------ Material to process
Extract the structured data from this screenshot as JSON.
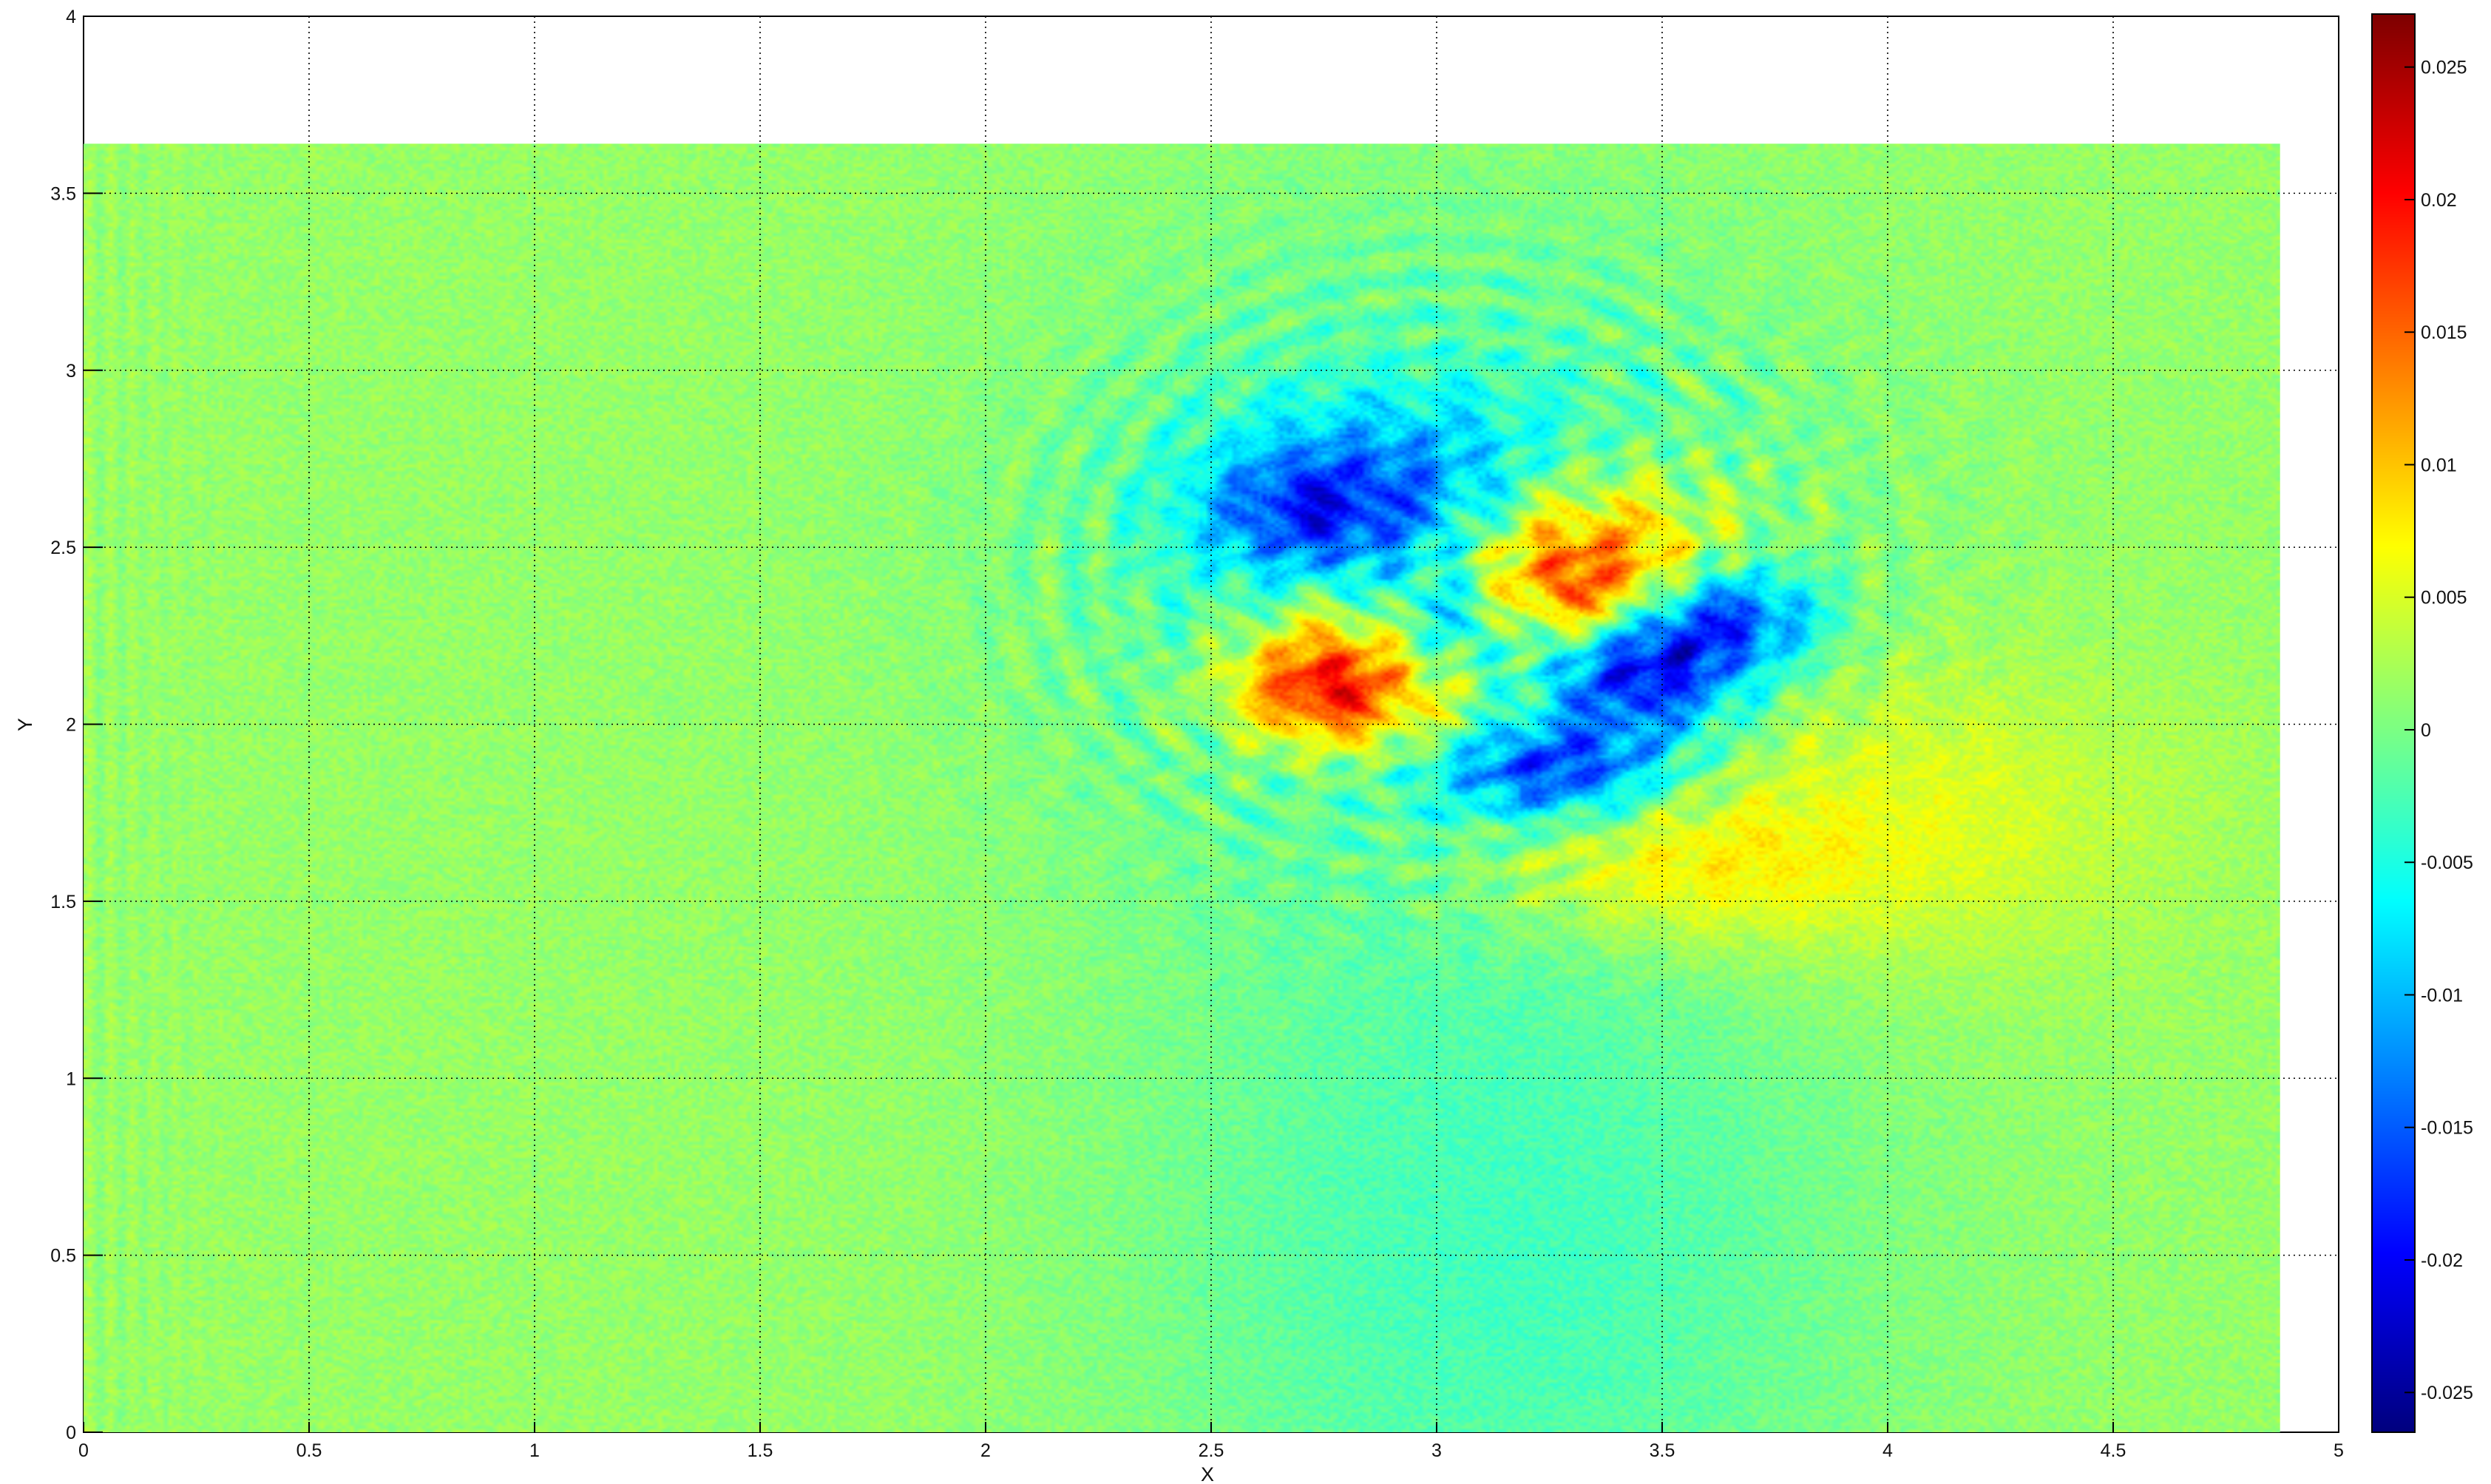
{
  "chart_data": {
    "type": "heatmap",
    "title": "",
    "xlabel": "X",
    "ylabel": "Y",
    "xlim": [
      0,
      5
    ],
    "ylim": [
      0,
      4
    ],
    "x_ticks": [
      0,
      0.5,
      1,
      1.5,
      2,
      2.5,
      3,
      3.5,
      4,
      4.5,
      5
    ],
    "x_tick_labels": [
      "0",
      "0.5",
      "1",
      "1.5",
      "2",
      "2.5",
      "3",
      "3.5",
      "4",
      "4.5",
      "5"
    ],
    "y_ticks": [
      0,
      0.5,
      1,
      1.5,
      2,
      2.5,
      3,
      3.5,
      4
    ],
    "y_tick_labels": [
      "0",
      "0.5",
      "1",
      "1.5",
      "2",
      "2.5",
      "3",
      "3.5",
      "4"
    ],
    "grid": true,
    "data_extent": {
      "x": [
        0,
        4.87
      ],
      "y": [
        0,
        3.64
      ]
    },
    "colormap": "jet",
    "colorbar": {
      "range": [
        -0.0265,
        0.027
      ],
      "ticks": [
        0.025,
        0.02,
        0.015,
        0.01,
        0.005,
        0,
        -0.005,
        -0.01,
        -0.015,
        -0.02,
        -0.025
      ],
      "tick_labels": [
        "0.025",
        "0.02",
        "0.015",
        "0.01",
        "0.005",
        "0",
        "-0.005",
        "-0.01",
        "-0.015",
        "-0.02",
        "-0.025"
      ],
      "placement": "right"
    },
    "background_value": 0.0015,
    "features": [
      {
        "x": 3.0,
        "y": 2.45,
        "sx": 0.55,
        "sy": 0.62,
        "value": -0.0055
      },
      {
        "x": 3.15,
        "y": 0.5,
        "sx": 0.55,
        "sy": 0.75,
        "value": -0.0045
      },
      {
        "x": 4.0,
        "y": 1.75,
        "sx": 0.4,
        "sy": 0.3,
        "value": 0.0045
      },
      {
        "x": 3.3,
        "y": 2.5,
        "sx": 0.22,
        "sy": 0.18,
        "value": 0.016
      },
      {
        "x": 2.75,
        "y": 2.1,
        "sx": 0.14,
        "sy": 0.1,
        "value": 0.017
      },
      {
        "x": 3.3,
        "y": 2.35,
        "sx": 0.15,
        "sy": 0.12,
        "value": 0.01
      },
      {
        "x": 2.8,
        "y": 2.25,
        "sx": 0.15,
        "sy": 0.12,
        "value": 0.008
      },
      {
        "x": 3.0,
        "y": 2.0,
        "sx": 0.25,
        "sy": 0.12,
        "value": 0.006
      },
      {
        "x": 3.5,
        "y": 1.6,
        "sx": 0.3,
        "sy": 0.15,
        "value": 0.006
      },
      {
        "x": 3.45,
        "y": 2.15,
        "sx": 0.15,
        "sy": 0.12,
        "value": -0.02
      },
      {
        "x": 3.25,
        "y": 1.88,
        "sx": 0.18,
        "sy": 0.1,
        "value": -0.017
      },
      {
        "x": 3.65,
        "y": 2.3,
        "sx": 0.14,
        "sy": 0.1,
        "value": -0.015
      },
      {
        "x": 2.95,
        "y": 2.65,
        "sx": 0.3,
        "sy": 0.18,
        "value": -0.011
      },
      {
        "x": 2.7,
        "y": 2.6,
        "sx": 0.15,
        "sy": 0.12,
        "value": -0.009
      },
      {
        "x": 3.05,
        "y": 2.3,
        "sx": 0.12,
        "sy": 0.1,
        "value": -0.008
      }
    ]
  }
}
------------
= What this task involves =
Transcribe the records above exactly, leaving out every picture.

= Problem solution =
Extract the structured data from this screenshot as JSON.
{
  "chart_data": {
    "type": "heatmap",
    "title": "",
    "xlabel": "X",
    "ylabel": "Y",
    "xlim": [
      0,
      5
    ],
    "ylim": [
      0,
      4
    ],
    "x_ticks": [
      0,
      0.5,
      1,
      1.5,
      2,
      2.5,
      3,
      3.5,
      4,
      4.5,
      5
    ],
    "x_tick_labels": [
      "0",
      "0.5",
      "1",
      "1.5",
      "2",
      "2.5",
      "3",
      "3.5",
      "4",
      "4.5",
      "5"
    ],
    "y_ticks": [
      0,
      0.5,
      1,
      1.5,
      2,
      2.5,
      3,
      3.5,
      4
    ],
    "y_tick_labels": [
      "0",
      "0.5",
      "1",
      "1.5",
      "2",
      "2.5",
      "3",
      "3.5",
      "4"
    ],
    "grid": true,
    "data_extent": {
      "x": [
        0,
        4.87
      ],
      "y": [
        0,
        3.64
      ]
    },
    "colormap": "jet",
    "colorbar": {
      "range": [
        -0.0265,
        0.027
      ],
      "ticks": [
        0.025,
        0.02,
        0.015,
        0.01,
        0.005,
        0,
        -0.005,
        -0.01,
        -0.015,
        -0.02,
        -0.025
      ],
      "tick_labels": [
        "0.025",
        "0.02",
        "0.015",
        "0.01",
        "0.005",
        "0",
        "-0.005",
        "-0.01",
        "-0.015",
        "-0.02",
        "-0.025"
      ],
      "placement": "right"
    },
    "background_value": 0.0015,
    "features": [
      {
        "x": 3.0,
        "y": 2.45,
        "sx": 0.55,
        "sy": 0.62,
        "value": -0.0055
      },
      {
        "x": 3.15,
        "y": 0.5,
        "sx": 0.55,
        "sy": 0.75,
        "value": -0.0045
      },
      {
        "x": 4.0,
        "y": 1.75,
        "sx": 0.4,
        "sy": 0.3,
        "value": 0.0045
      },
      {
        "x": 3.3,
        "y": 2.5,
        "sx": 0.22,
        "sy": 0.18,
        "value": 0.016
      },
      {
        "x": 2.75,
        "y": 2.1,
        "sx": 0.14,
        "sy": 0.1,
        "value": 0.017
      },
      {
        "x": 3.3,
        "y": 2.35,
        "sx": 0.15,
        "sy": 0.12,
        "value": 0.01
      },
      {
        "x": 2.8,
        "y": 2.25,
        "sx": 0.15,
        "sy": 0.12,
        "value": 0.008
      },
      {
        "x": 3.0,
        "y": 2.0,
        "sx": 0.25,
        "sy": 0.12,
        "value": 0.006
      },
      {
        "x": 3.5,
        "y": 1.6,
        "sx": 0.3,
        "sy": 0.15,
        "value": 0.006
      },
      {
        "x": 3.45,
        "y": 2.15,
        "sx": 0.15,
        "sy": 0.12,
        "value": -0.02
      },
      {
        "x": 3.25,
        "y": 1.88,
        "sx": 0.18,
        "sy": 0.1,
        "value": -0.017
      },
      {
        "x": 3.65,
        "y": 2.3,
        "sx": 0.14,
        "sy": 0.1,
        "value": -0.015
      },
      {
        "x": 2.95,
        "y": 2.65,
        "sx": 0.3,
        "sy": 0.18,
        "value": -0.011
      },
      {
        "x": 2.7,
        "y": 2.6,
        "sx": 0.15,
        "sy": 0.12,
        "value": -0.009
      },
      {
        "x": 3.05,
        "y": 2.3,
        "sx": 0.12,
        "sy": 0.1,
        "value": -0.008
      }
    ]
  }
}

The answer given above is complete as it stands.